• [WORK TO BE COMPLETED]
Swap "Miles/hr" for "mph" in the lines from the start of the data through the line containing "location-text: You are", and reproduce those lines with everything else unchanged.

(Extracted data entries)
▽
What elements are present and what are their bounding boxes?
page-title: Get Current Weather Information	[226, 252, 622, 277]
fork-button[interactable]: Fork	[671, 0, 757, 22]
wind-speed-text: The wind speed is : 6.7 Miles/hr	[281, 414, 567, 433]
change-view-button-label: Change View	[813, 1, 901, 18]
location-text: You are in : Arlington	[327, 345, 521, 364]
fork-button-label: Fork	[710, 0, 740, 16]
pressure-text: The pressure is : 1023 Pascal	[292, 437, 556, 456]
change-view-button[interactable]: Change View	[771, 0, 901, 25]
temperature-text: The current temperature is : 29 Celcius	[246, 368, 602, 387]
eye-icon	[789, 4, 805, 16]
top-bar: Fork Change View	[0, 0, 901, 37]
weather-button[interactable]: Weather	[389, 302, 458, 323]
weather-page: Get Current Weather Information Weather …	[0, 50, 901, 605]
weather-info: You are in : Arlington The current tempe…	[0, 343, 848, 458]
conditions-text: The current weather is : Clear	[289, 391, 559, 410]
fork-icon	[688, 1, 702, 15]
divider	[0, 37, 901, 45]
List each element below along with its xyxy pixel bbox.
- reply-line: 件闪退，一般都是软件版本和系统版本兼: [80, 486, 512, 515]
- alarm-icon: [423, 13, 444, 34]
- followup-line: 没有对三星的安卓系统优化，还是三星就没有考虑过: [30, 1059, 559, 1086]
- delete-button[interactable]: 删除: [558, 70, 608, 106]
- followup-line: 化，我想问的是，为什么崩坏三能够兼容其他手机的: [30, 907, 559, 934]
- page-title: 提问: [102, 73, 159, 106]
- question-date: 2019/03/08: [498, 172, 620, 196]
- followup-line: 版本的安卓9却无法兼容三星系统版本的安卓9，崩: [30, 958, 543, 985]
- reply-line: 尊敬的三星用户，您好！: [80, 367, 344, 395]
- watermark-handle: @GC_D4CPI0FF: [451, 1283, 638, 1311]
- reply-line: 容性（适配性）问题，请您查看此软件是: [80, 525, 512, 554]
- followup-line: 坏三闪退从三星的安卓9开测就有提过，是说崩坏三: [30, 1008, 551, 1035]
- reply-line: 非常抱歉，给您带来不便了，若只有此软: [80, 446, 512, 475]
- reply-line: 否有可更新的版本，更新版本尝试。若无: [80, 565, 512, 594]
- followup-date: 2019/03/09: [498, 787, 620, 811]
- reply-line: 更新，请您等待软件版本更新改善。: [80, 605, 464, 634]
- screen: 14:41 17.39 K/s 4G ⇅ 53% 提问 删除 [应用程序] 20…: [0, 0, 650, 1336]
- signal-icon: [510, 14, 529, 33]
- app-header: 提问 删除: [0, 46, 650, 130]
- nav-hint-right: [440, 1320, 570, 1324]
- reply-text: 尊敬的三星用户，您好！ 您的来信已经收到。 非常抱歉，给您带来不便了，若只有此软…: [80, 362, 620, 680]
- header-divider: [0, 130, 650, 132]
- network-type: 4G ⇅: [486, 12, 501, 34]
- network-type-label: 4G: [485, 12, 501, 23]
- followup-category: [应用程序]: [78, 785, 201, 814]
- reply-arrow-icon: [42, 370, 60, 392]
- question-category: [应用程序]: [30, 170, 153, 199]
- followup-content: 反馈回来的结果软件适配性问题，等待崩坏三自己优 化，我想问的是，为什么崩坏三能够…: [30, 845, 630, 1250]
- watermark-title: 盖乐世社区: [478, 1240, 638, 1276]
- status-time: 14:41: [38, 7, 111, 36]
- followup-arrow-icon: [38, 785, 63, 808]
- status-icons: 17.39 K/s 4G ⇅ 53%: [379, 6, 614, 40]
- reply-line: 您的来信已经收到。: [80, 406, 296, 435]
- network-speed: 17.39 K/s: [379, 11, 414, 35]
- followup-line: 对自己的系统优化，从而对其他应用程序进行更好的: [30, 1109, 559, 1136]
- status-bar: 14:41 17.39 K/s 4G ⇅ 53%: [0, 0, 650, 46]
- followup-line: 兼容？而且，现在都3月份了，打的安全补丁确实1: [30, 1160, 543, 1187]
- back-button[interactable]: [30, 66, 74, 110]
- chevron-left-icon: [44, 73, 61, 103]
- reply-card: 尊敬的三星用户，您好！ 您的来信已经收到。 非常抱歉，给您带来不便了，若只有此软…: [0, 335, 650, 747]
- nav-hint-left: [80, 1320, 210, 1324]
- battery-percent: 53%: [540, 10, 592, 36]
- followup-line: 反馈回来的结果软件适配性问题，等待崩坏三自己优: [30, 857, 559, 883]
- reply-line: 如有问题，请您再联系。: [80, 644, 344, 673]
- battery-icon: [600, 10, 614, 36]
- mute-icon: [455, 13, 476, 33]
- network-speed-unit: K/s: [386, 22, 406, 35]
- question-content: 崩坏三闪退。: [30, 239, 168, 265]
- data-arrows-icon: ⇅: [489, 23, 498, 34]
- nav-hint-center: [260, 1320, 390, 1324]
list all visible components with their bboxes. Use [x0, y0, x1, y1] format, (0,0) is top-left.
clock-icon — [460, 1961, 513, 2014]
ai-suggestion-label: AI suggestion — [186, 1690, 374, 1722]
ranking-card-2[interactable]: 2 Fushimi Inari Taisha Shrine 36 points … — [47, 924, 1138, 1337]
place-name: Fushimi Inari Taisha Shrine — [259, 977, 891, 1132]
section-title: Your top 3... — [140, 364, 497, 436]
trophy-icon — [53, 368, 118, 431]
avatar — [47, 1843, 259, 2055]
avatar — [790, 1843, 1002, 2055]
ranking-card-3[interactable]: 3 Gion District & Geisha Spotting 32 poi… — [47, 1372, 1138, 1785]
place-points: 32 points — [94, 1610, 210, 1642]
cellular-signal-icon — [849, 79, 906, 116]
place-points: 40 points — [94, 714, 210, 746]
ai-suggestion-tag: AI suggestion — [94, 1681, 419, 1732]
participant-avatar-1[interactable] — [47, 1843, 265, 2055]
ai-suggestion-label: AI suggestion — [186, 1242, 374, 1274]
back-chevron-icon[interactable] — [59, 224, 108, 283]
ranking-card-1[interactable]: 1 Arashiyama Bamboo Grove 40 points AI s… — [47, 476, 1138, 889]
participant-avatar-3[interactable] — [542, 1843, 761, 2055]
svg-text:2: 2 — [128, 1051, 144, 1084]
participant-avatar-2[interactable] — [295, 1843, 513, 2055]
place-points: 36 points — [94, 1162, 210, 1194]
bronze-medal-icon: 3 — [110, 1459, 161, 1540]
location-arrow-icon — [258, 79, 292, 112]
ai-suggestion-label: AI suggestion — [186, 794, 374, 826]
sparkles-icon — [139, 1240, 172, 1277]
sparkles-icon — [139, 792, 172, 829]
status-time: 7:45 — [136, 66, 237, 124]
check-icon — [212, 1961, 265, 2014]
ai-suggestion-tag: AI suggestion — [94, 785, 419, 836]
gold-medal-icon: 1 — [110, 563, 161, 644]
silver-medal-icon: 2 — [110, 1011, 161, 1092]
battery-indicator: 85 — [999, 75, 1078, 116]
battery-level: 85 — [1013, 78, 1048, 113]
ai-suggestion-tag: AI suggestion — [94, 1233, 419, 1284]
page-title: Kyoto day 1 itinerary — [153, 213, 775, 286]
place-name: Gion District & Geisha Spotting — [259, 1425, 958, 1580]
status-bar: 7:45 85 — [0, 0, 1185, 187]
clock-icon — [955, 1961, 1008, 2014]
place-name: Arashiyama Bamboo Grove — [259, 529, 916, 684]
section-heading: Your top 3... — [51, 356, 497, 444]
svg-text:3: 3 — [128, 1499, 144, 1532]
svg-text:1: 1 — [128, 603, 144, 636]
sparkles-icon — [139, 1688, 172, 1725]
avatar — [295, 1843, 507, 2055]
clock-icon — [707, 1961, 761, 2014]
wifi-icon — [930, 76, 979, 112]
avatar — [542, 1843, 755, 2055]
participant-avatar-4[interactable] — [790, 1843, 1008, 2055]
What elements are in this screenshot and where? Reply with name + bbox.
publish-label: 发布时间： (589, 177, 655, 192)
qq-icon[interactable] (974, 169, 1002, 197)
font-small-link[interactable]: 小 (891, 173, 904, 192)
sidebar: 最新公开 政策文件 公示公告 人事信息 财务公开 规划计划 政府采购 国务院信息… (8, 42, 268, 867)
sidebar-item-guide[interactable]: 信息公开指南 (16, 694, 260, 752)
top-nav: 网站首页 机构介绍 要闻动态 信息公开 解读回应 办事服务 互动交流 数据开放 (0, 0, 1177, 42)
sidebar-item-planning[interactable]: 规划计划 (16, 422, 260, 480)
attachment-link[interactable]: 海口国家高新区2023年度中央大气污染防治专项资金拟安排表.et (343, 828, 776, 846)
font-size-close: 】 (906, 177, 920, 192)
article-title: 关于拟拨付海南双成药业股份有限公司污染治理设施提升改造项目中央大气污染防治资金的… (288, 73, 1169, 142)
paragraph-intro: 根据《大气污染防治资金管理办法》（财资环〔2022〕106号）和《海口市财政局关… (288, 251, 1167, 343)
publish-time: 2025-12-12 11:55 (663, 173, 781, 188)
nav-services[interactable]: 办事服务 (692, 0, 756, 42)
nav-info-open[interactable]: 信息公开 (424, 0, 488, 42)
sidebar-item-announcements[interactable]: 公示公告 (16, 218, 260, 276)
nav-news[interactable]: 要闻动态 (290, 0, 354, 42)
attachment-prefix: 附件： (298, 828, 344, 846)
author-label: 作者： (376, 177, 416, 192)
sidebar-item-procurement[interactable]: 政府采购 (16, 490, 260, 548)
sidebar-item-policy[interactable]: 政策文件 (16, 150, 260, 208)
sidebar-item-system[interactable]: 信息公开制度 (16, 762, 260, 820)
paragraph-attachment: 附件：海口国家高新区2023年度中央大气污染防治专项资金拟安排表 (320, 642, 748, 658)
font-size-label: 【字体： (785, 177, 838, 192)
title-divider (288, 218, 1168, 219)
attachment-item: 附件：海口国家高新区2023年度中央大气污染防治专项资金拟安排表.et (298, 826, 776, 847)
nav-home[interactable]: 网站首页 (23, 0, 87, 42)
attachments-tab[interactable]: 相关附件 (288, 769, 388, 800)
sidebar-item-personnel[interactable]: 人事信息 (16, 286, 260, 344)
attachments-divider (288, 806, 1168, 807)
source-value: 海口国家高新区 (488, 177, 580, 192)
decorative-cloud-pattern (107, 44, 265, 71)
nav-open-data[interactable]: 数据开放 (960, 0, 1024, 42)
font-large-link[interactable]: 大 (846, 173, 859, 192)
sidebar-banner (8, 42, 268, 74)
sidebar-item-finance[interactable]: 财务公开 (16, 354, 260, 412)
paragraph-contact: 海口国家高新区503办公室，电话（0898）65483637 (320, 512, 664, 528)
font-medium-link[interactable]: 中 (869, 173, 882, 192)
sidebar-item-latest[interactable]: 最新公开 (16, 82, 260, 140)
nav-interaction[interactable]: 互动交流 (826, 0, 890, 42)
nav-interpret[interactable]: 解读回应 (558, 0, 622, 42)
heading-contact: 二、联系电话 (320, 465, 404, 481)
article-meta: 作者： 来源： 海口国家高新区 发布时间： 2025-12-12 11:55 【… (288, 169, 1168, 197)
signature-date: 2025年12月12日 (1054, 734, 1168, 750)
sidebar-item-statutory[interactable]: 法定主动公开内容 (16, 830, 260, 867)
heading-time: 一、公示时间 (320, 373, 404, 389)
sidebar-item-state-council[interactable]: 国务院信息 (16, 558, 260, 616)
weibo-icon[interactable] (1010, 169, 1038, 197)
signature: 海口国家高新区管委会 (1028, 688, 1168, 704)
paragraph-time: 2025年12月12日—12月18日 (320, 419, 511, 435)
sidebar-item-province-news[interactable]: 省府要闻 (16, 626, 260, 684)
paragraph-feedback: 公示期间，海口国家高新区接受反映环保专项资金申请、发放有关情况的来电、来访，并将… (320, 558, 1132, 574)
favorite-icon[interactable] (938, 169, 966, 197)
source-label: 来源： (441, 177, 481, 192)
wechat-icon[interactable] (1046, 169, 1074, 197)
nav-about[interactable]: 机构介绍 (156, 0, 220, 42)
△
• [EXERCISE OUTPUT]
What elements are present and what are their bounding boxes?
page-title: Get Current Weather Information	[226, 252, 622, 277]
fork-button[interactable]: Fork	[671, 0, 757, 22]
wind-speed-text: The wind speed is : 6.7 mph	[281, 414, 567, 433]
change-view-button-label: Change View	[813, 1, 901, 18]
location-text: You are in : Arlington	[327, 345, 521, 364]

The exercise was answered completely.